### Given instruction
Every line with the string "Concrete" should be gathered.

### Data shown
******************************
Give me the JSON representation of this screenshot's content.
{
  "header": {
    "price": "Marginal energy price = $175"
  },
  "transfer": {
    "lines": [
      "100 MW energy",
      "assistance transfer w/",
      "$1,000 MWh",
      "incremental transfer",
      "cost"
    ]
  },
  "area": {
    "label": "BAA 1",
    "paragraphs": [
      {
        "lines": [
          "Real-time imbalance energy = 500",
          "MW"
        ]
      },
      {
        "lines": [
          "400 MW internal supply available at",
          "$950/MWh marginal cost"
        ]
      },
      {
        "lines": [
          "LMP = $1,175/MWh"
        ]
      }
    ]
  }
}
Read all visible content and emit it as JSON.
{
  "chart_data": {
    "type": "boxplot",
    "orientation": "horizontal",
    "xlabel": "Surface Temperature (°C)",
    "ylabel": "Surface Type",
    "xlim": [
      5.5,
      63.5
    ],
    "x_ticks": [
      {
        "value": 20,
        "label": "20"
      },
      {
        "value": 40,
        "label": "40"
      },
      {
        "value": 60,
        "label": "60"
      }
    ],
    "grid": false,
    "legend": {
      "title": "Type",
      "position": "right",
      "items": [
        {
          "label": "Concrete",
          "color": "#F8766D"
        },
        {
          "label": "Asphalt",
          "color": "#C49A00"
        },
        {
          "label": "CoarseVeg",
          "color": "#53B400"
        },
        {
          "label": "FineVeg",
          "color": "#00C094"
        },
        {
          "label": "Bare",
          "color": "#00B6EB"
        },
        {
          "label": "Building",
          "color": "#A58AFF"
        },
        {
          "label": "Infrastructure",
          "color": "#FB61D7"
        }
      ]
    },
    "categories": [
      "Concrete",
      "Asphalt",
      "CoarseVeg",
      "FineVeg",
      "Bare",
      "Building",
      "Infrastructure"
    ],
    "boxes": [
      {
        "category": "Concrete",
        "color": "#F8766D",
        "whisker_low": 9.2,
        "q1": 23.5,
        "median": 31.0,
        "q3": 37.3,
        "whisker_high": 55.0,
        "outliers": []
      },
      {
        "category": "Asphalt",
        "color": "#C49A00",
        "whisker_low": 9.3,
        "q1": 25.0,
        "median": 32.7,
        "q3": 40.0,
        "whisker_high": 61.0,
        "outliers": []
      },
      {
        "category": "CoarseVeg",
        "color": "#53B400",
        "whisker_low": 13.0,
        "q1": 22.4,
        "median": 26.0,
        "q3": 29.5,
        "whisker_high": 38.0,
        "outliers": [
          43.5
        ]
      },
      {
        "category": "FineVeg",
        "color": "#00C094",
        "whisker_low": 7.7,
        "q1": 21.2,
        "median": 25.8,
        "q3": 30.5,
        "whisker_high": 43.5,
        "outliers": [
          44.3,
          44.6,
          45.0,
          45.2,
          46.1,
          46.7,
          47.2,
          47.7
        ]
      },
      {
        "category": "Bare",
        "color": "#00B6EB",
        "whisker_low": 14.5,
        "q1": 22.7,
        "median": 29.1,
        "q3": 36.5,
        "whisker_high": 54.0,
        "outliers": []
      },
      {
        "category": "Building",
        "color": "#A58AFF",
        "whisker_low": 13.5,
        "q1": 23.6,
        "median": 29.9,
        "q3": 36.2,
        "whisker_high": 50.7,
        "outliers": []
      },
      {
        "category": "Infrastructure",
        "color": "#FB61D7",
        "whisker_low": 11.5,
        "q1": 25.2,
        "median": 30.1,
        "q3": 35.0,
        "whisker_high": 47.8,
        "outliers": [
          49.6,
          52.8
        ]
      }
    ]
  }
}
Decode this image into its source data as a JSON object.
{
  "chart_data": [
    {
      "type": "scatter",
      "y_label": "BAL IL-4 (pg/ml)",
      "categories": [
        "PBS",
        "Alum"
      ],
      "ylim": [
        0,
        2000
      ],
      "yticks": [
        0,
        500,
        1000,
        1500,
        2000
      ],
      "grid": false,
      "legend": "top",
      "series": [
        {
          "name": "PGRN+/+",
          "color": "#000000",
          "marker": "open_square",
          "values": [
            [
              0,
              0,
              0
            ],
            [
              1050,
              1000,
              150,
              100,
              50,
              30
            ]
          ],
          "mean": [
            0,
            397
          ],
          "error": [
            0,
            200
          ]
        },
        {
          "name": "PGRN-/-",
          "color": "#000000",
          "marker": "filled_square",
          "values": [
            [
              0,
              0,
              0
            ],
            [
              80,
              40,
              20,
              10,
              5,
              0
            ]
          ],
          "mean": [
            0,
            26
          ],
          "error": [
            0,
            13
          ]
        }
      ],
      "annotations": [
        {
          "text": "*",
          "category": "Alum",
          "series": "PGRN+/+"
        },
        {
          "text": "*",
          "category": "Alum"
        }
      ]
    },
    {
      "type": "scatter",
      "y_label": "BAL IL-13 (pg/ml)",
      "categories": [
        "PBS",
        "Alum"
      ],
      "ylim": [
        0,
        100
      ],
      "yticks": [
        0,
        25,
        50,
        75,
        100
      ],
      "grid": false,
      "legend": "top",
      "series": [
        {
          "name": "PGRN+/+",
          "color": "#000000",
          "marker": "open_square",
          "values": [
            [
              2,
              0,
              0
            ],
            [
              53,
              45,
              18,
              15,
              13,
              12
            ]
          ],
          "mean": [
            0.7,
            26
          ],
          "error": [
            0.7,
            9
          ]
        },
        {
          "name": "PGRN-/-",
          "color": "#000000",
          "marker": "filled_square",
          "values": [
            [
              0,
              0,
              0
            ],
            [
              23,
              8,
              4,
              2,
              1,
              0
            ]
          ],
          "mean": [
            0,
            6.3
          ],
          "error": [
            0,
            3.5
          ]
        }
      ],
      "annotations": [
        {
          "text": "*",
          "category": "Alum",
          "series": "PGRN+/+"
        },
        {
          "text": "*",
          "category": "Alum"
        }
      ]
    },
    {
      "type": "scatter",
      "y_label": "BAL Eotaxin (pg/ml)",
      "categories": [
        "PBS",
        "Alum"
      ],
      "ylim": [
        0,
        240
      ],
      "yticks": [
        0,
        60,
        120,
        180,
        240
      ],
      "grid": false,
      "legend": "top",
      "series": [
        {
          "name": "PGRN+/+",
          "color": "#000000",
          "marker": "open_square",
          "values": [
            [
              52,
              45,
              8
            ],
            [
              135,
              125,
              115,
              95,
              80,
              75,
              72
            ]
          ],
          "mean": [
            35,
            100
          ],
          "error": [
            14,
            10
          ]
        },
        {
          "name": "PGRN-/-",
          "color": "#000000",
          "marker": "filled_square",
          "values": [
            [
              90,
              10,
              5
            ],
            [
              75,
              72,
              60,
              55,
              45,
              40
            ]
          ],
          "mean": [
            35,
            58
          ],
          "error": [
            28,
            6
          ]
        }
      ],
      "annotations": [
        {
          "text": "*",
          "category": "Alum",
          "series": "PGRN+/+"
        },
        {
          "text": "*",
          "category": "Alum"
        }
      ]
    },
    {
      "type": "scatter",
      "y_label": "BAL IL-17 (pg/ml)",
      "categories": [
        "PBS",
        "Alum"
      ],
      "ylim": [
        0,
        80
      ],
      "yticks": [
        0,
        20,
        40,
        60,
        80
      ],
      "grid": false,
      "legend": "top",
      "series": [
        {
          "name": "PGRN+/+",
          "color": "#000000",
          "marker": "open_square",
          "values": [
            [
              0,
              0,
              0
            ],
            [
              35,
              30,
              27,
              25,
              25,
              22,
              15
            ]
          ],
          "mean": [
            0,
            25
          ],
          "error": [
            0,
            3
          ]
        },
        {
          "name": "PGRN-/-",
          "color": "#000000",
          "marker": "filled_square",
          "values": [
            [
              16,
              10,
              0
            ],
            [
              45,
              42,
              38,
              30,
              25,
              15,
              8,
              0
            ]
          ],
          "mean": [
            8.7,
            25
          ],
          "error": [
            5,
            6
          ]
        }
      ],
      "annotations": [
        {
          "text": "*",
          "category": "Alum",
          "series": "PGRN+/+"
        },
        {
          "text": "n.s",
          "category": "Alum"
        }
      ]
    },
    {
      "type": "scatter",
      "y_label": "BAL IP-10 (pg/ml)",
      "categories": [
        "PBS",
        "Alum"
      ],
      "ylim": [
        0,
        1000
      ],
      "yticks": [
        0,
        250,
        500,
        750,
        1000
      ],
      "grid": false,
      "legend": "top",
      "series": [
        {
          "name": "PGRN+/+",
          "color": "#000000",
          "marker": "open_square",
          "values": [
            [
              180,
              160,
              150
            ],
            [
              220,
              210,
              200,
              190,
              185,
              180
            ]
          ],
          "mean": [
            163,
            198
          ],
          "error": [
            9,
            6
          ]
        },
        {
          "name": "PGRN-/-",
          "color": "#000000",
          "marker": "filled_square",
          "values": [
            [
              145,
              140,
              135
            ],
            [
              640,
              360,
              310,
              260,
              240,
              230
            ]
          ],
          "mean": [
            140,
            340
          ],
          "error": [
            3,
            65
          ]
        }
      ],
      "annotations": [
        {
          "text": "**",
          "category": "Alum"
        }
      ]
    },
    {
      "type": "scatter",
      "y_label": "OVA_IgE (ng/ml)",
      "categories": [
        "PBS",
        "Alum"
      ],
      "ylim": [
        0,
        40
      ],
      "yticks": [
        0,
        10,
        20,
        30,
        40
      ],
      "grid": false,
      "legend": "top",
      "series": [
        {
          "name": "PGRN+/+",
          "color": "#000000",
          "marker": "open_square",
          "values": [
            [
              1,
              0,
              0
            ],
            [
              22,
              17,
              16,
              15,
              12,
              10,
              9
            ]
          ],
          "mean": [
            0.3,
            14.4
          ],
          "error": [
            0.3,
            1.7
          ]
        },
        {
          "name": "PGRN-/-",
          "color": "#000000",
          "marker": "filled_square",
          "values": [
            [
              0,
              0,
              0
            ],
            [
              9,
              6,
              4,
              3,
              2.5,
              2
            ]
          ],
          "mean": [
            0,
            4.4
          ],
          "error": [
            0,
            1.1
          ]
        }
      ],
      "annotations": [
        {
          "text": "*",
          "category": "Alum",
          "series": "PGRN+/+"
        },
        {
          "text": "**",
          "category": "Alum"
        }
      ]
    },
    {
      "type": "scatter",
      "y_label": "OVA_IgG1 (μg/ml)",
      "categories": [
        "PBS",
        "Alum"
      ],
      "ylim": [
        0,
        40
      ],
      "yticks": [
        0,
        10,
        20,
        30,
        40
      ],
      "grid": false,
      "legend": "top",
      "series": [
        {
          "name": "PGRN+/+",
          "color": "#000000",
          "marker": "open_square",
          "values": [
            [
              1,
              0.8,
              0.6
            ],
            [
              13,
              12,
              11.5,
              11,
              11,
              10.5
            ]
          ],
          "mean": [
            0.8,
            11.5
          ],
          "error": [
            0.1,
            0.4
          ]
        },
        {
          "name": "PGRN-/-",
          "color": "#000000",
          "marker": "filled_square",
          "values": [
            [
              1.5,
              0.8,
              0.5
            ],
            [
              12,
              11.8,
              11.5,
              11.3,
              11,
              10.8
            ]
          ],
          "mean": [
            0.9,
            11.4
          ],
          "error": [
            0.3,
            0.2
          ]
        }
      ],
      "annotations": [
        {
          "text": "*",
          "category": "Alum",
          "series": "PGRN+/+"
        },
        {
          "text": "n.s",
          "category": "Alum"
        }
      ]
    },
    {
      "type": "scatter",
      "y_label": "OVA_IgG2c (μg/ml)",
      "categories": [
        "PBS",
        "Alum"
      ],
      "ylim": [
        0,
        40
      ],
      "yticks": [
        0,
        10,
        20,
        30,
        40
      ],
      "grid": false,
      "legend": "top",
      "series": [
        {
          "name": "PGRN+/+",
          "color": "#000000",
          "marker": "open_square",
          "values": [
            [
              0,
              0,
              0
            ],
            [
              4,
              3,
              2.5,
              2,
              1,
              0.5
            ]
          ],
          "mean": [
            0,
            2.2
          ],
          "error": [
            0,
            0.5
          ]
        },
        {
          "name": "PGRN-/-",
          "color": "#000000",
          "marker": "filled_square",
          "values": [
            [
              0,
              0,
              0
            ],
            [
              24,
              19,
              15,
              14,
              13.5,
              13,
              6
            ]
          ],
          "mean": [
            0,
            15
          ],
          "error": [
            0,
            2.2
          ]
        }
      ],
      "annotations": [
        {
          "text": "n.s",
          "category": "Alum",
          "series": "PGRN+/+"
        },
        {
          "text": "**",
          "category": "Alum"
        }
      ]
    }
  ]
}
******************************
### Solution for this task
          "label": "Concrete",
      "Concrete",
        "category": "Concrete",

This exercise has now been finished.